== INPUT ROWS ==

+===+

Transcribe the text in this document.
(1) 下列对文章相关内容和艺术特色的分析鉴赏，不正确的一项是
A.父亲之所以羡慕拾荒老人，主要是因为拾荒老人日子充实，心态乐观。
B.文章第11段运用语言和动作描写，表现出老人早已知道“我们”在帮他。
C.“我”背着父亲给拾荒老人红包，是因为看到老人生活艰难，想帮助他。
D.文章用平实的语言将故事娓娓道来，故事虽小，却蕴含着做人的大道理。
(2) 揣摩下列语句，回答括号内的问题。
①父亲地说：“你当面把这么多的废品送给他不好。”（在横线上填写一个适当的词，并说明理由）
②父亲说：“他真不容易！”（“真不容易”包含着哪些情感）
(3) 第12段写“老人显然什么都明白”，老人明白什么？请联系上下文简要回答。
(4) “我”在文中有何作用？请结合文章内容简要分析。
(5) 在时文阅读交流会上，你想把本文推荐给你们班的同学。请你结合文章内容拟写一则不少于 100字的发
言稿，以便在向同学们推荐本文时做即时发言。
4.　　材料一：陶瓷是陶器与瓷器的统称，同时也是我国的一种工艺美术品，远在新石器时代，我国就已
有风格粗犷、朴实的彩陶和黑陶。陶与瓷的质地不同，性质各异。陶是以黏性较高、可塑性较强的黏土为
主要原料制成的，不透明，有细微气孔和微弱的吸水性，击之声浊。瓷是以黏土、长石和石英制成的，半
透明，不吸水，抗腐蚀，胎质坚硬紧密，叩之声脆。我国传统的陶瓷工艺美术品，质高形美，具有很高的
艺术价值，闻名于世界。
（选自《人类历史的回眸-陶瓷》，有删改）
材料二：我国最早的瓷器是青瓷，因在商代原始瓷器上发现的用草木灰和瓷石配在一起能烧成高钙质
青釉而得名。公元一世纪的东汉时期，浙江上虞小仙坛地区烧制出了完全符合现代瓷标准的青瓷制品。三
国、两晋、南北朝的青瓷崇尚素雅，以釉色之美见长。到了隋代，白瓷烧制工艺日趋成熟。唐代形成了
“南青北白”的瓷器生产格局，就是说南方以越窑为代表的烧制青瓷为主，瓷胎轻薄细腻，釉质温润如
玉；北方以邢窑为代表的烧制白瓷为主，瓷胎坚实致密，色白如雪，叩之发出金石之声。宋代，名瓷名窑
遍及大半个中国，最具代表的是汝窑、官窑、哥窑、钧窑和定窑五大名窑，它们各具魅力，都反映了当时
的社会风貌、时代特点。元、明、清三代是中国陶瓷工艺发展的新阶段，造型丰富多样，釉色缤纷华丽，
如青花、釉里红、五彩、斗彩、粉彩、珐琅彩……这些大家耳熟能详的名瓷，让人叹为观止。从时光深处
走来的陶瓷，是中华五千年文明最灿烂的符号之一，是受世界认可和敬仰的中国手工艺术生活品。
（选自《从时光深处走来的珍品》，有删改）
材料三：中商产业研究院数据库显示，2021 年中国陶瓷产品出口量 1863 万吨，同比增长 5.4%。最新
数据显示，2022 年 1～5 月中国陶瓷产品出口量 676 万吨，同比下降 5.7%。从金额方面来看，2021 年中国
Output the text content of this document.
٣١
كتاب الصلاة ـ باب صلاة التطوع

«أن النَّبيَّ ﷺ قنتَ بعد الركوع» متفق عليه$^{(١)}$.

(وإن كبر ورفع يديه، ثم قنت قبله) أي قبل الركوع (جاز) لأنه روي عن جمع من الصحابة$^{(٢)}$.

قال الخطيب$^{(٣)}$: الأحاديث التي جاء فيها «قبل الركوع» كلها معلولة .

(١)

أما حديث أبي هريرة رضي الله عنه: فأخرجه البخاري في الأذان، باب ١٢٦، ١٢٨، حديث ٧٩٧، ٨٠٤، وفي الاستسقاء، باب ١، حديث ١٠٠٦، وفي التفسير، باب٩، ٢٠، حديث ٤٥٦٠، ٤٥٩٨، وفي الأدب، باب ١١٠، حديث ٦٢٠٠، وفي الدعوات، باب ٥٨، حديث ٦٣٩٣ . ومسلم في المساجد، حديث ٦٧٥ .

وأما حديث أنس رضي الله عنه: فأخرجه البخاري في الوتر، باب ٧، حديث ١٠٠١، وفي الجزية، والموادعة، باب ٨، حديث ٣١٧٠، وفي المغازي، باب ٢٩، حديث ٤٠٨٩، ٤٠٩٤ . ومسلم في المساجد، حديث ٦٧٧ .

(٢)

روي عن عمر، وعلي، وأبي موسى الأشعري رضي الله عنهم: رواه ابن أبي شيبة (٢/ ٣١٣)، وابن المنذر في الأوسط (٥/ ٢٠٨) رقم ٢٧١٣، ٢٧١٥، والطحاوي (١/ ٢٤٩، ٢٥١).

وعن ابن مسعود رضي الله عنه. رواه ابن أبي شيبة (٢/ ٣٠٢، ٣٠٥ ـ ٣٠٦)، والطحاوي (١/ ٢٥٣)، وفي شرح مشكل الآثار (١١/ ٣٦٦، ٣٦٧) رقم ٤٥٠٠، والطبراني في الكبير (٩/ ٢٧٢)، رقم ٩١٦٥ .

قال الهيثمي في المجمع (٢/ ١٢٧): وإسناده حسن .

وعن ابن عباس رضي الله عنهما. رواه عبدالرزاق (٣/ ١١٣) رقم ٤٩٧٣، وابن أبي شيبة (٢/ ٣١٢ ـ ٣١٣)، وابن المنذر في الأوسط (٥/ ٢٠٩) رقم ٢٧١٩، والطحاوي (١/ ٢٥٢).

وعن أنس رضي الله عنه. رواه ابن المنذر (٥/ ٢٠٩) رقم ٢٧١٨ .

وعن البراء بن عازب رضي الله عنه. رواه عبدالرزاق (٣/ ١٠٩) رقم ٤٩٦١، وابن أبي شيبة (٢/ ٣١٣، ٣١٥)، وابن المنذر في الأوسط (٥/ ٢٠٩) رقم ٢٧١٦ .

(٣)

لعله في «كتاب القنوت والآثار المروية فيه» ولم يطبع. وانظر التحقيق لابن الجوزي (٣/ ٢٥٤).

+===+

== SHORT EXERCISE ==
Generate an exact reproduction of all entries.

== TASK RESULT ==
Transcribe the text in this document.
(1) 下列对文章相关内容和艺术特色的分析鉴赏，不正确的一项是
A.父亲之所以羡慕拾荒老人，主要是因为拾荒老人日子充实，心态乐观。
B.文章第11段运用语言和动作描写，表现出老人早已知道“我们”在帮他。
C.“我”背着父亲给拾荒老人红包，是因为看到老人生活艰难，想帮助他。
D.文章用平实的语言将故事娓娓道来，故事虽小，却蕴含着做人的大道理。
(2) 揣摩下列语句，回答括号内的问题。
①父亲地说：“你当面把这么多的废品送给他不好。”（在横线上填写一个适当的词，并说明理由）
②父亲说：“他真不容易！”（“真不容易”包含着哪些情感）
(3) 第12段写“老人显然什么都明白”，老人明白什么？请联系上下文简要回答。
(4) “我”在文中有何作用？请结合文章内容简要分析。
(5) 在时文阅读交流会上，你想把本文推荐给你们班的同学。请你结合文章内容拟写一则不少于 100字的发
言稿，以便在向同学们推荐本文时做即时发言。
4.　　材料一：陶瓷是陶器与瓷器的统称，同时也是我国的一种工艺美术品，远在新石器时代，我国就已
有风格粗犷、朴实的彩陶和黑陶。陶与瓷的质地不同，性质各异。陶是以黏性较高、可塑性较强的黏土为
主要原料制成的，不透明，有细微气孔和微弱的吸水性，击之声浊。瓷是以黏土、长石和石英制成的，半
透明，不吸水，抗腐蚀，胎质坚硬紧密，叩之声脆。我国传统的陶瓷工艺美术品，质高形美，具有很高的
艺术价值，闻名于世界。
（选自《人类历史的回眸-陶瓷》，有删改）
材料二：我国最早的瓷器是青瓷，因在商代原始瓷器上发现的用草木灰和瓷石配在一起能烧成高钙质
青釉而得名。公元一世纪的东汉时期，浙江上虞小仙坛地区烧制出了完全符合现代瓷标准的青瓷制品。三
国、两晋、南北朝的青瓷崇尚素雅，以釉色之美见长。到了隋代，白瓷烧制工艺日趋成熟。唐代形成了
“南青北白”的瓷器生产格局，就是说南方以越窑为代表的烧制青瓷为主，瓷胎轻薄细腻，釉质温润如
玉；北方以邢窑为代表的烧制白瓷为主，瓷胎坚实致密，色白如雪，叩之发出金石之声。宋代，名瓷名窑
遍及大半个中国，最具代表的是汝窑、官窑、哥窑、钧窑和定窑五大名窑，它们各具魅力，都反映了当时
的社会风貌、时代特点。元、明、清三代是中国陶瓷工艺发展的新阶段，造型丰富多样，釉色缤纷华丽，
如青花、釉里红、五彩、斗彩、粉彩、珐琅彩……这些大家耳熟能详的名瓷，让人叹为观止。从时光深处
走来的陶瓷，是中华五千年文明最灿烂的符号之一，是受世界认可和敬仰的中国手工艺术生活品。
（选自《从时光深处走来的珍品》，有删改）
材料三：中商产业研究院数据库显示，2021 年中国陶瓷产品出口量 1863 万吨，同比增长 5.4%。最新
数据显示，2022 年 1～5 月中国陶瓷产品出口量 676 万吨，同比下降 5.7%。从金额方面来看，2021 年中国
Output the text content of this document.
٣١
كتاب الصلاة ـ باب صلاة التطوع

«أن النَّبيَّ ﷺ قنتَ بعد الركوع» متفق عليه$^{(١)}$.

(وإن كبر ورفع يديه، ثم قنت قبله) أي قبل الركوع (جاز) لأنه روي عن جمع من الصحابة$^{(٢)}$.

قال الخطيب$^{(٣)}$: الأحاديث التي جاء فيها «قبل الركوع» كلها معلولة .

(١)

أما حديث أبي هريرة رضي الله عنه: فأخرجه البخاري في الأذان، باب ١٢٦، ١٢٨، حديث ٧٩٧، ٨٠٤، وفي الاستسقاء، باب ١، حديث ١٠٠٦، وفي التفسير، باب٩، ٢٠، حديث ٤٥٦٠، ٤٥٩٨، وفي الأدب، باب ١١٠، حديث ٦٢٠٠، وفي الدعوات، باب ٥٨، حديث ٦٣٩٣ . ومسلم في المساجد، حديث ٦٧٥ .

وأما حديث أنس رضي الله عنه: فأخرجه البخاري في الوتر، باب ٧، حديث ١٠٠١، وفي الجزية، والموادعة، باب ٨، حديث ٣١٧٠، وفي المغازي، باب ٢٩، حديث ٤٠٨٩، ٤٠٩٤ . ومسلم في المساجد، حديث ٦٧٧ .

(٢)

روي عن عمر، وعلي، وأبي موسى الأشعري رضي الله عنهم: رواه ابن أبي شيبة (٢/ ٣١٣)، وابن المنذر في الأوسط (٥/ ٢٠٨) رقم ٢٧١٣، ٢٧١٥، والطحاوي (١/ ٢٤٩، ٢٥١).

وعن ابن مسعود رضي الله عنه. رواه ابن أبي شيبة (٢/ ٣٠٢، ٣٠٥ ـ ٣٠٦)، والطحاوي (١/ ٢٥٣)، وفي شرح مشكل الآثار (١١/ ٣٦٦، ٣٦٧) رقم ٤٥٠٠، والطبراني في الكبير (٩/ ٢٧٢)، رقم ٩١٦٥ .

قال الهيثمي في المجمع (٢/ ١٢٧): وإسناده حسن .

وعن ابن عباس رضي الله عنهما. رواه عبدالرزاق (٣/ ١١٣) رقم ٤٩٧٣، وابن أبي شيبة (٢/ ٣١٢ ـ ٣١٣)، وابن المنذر في الأوسط (٥/ ٢٠٩) رقم ٢٧١٩، والطحاوي (١/ ٢٥٢).

وعن أنس رضي الله عنه. رواه ابن المنذر (٥/ ٢٠٩) رقم ٢٧١٨ .

وعن البراء بن عازب رضي الله عنه. رواه عبدالرزاق (٣/ ١٠٩) رقم ٤٩٦١، وابن أبي شيبة (٢/ ٣١٣، ٣١٥)، وابن المنذر في الأوسط (٥/ ٢٠٩) رقم ٢٧١٦ .

(٣)

لعله في «كتاب القنوت والآثار المروية فيه» ولم يطبع. وانظر التحقيق لابن الجوزي (٣/ ٢٥٤).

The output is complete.